Requirement -
Copy out all lines of the records in which the word "structure" appears.

Data items -
-------------------------

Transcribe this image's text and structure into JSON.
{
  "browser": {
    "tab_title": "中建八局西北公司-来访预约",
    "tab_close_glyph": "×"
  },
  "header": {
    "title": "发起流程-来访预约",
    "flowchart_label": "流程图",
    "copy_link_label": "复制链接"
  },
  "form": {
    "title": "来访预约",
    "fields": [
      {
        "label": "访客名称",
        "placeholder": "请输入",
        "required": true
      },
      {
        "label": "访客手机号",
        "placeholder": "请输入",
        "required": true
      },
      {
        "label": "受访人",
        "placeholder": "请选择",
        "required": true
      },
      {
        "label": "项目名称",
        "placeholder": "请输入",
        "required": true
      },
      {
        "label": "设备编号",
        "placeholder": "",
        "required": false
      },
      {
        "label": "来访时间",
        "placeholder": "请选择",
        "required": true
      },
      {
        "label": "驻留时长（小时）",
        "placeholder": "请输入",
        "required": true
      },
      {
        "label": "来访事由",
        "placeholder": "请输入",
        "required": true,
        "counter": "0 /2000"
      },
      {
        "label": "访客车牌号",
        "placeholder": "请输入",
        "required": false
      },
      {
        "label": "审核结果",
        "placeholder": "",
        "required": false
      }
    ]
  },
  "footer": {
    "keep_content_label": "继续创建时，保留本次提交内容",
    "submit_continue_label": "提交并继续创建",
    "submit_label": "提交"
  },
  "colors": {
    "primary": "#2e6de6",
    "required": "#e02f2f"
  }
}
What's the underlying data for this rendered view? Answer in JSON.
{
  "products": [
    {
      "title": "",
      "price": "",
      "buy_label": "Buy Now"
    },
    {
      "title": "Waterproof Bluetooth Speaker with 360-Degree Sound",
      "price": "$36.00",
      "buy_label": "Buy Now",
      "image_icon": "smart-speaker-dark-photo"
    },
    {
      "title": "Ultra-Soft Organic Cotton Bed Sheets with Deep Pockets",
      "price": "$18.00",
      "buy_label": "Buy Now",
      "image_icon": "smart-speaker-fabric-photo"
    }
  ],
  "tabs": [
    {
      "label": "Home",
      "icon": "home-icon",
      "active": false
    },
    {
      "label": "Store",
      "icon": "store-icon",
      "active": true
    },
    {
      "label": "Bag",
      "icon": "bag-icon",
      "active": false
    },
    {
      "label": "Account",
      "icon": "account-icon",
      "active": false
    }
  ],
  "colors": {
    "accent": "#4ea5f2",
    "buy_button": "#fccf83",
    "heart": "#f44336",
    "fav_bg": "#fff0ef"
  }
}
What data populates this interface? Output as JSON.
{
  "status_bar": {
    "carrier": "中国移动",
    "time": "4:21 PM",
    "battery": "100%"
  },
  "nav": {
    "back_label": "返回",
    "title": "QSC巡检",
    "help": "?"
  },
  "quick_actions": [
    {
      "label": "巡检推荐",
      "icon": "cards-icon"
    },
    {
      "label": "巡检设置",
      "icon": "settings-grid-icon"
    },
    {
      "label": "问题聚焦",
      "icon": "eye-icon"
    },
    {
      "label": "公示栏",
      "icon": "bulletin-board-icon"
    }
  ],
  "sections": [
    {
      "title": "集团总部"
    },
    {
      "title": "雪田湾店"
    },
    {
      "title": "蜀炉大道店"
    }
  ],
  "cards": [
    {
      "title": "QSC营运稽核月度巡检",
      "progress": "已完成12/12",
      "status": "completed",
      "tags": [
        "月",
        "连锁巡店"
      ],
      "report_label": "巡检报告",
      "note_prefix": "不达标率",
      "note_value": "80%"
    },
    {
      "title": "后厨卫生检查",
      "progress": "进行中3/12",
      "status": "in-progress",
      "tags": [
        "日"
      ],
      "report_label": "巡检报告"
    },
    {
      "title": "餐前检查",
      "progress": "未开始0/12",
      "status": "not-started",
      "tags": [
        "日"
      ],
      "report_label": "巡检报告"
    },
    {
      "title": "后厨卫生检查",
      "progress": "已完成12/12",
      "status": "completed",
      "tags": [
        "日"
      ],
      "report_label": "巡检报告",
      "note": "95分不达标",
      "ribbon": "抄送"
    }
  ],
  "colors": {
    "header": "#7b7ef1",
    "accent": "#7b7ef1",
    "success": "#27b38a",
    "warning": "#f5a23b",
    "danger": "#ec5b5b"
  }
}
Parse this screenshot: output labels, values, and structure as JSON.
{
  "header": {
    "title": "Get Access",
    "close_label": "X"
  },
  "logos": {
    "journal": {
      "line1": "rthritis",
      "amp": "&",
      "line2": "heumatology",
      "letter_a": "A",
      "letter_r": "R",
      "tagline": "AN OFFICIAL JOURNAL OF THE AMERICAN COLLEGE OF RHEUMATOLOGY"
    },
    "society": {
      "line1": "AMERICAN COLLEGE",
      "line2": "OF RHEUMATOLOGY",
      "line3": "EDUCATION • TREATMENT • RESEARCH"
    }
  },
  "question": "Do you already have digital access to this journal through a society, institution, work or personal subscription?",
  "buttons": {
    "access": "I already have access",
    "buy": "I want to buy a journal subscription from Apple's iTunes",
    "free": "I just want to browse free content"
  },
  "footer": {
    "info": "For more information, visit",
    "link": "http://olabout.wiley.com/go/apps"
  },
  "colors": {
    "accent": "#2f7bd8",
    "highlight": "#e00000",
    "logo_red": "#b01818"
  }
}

-------------------------

In response -
Transcribe this image's text and structure into JSON.
Parse this screenshot: output labels, values, and structure as JSON.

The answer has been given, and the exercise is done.